### Excerpted data
+--

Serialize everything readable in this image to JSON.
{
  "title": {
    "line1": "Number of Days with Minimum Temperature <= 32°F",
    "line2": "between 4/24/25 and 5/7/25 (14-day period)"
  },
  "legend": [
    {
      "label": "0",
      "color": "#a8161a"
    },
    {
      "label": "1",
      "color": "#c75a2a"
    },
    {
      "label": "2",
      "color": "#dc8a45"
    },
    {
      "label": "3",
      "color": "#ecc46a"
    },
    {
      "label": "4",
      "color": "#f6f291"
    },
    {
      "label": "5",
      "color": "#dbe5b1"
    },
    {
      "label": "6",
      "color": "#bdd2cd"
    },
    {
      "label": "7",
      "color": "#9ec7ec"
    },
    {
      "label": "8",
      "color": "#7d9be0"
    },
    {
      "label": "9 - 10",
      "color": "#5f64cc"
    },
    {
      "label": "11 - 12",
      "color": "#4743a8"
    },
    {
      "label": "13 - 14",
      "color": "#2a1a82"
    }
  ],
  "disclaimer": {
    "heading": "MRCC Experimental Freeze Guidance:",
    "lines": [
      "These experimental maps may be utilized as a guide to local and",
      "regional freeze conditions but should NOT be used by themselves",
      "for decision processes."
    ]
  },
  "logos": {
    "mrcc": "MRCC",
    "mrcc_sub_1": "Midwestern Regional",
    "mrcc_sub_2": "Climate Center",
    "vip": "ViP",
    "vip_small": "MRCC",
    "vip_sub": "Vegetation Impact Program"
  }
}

+--

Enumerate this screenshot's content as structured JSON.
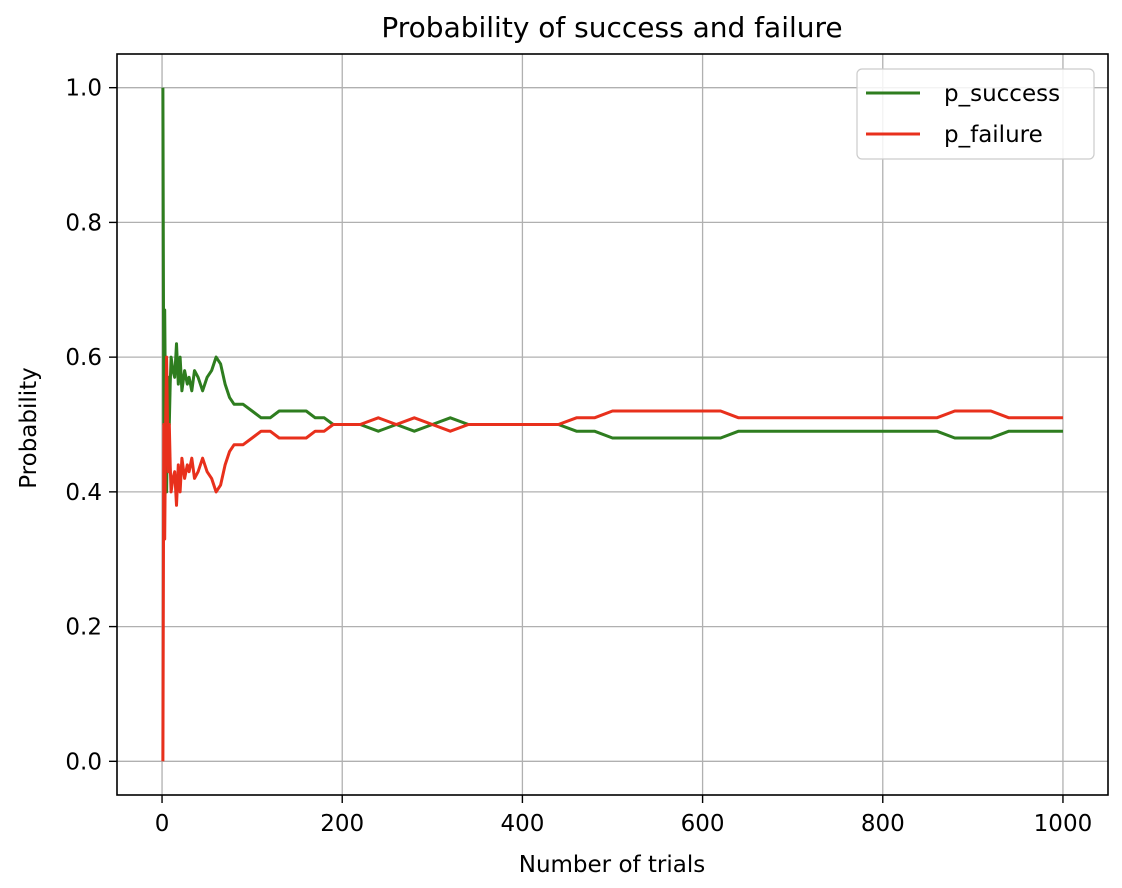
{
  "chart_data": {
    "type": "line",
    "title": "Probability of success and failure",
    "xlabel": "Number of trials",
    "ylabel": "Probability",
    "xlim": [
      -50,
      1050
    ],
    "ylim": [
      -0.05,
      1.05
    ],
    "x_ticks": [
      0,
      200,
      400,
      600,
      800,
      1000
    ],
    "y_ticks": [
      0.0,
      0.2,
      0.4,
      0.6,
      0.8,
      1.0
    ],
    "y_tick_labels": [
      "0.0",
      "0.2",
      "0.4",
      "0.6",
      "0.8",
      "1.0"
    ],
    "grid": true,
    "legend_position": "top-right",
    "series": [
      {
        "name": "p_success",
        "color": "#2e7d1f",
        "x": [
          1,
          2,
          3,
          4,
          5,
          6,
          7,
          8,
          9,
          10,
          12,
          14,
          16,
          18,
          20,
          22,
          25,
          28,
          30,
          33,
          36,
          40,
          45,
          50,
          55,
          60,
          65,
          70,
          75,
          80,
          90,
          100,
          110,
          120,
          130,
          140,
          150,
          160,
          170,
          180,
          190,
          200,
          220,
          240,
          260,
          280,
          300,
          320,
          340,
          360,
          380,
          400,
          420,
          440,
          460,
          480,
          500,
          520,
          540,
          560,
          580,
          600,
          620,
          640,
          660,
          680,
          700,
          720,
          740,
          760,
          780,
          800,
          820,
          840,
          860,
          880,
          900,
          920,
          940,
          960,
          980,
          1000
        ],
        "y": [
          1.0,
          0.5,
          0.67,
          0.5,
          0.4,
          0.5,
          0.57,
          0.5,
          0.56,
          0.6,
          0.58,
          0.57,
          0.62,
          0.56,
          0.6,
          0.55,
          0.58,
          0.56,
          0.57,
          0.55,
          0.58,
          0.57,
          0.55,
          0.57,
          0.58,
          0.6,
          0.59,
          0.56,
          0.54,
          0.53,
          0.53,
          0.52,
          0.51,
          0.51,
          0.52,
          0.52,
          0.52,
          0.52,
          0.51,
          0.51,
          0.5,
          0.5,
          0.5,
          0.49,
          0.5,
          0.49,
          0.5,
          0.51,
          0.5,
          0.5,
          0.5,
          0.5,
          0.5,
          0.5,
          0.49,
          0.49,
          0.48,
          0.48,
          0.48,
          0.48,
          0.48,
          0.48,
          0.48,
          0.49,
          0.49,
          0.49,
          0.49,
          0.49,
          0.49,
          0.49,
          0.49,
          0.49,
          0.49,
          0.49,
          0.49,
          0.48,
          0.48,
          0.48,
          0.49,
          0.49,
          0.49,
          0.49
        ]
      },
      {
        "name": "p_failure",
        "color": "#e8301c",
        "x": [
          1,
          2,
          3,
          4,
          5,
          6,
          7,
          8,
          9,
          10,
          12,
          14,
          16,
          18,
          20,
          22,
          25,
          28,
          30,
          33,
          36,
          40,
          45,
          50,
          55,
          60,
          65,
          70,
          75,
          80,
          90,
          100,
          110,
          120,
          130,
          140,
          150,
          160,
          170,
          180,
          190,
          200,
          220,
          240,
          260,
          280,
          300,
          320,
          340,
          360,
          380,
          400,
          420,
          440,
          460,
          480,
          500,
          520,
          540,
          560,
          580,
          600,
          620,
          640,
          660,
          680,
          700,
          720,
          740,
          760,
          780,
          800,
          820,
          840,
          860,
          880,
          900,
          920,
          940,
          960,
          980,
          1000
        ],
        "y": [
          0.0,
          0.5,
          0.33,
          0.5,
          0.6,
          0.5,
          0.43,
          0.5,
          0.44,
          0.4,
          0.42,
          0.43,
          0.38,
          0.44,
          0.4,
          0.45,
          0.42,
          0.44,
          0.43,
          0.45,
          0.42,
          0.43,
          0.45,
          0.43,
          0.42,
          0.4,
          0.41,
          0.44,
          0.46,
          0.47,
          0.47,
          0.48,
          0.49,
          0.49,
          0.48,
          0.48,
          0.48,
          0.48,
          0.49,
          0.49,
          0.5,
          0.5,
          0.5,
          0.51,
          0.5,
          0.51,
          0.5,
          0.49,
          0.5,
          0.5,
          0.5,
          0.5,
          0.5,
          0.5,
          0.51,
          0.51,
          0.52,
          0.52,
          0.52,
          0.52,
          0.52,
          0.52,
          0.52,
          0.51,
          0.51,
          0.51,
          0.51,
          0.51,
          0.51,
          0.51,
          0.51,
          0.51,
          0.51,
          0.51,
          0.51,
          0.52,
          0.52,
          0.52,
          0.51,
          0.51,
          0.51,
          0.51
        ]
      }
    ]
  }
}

+--

### Brief
From the listing above, collect each line in which the string "JSON" appears.

### Answer to the exercise
Serialize everything readable in this image to JSON.
Enumerate this screenshot's content as structured JSON.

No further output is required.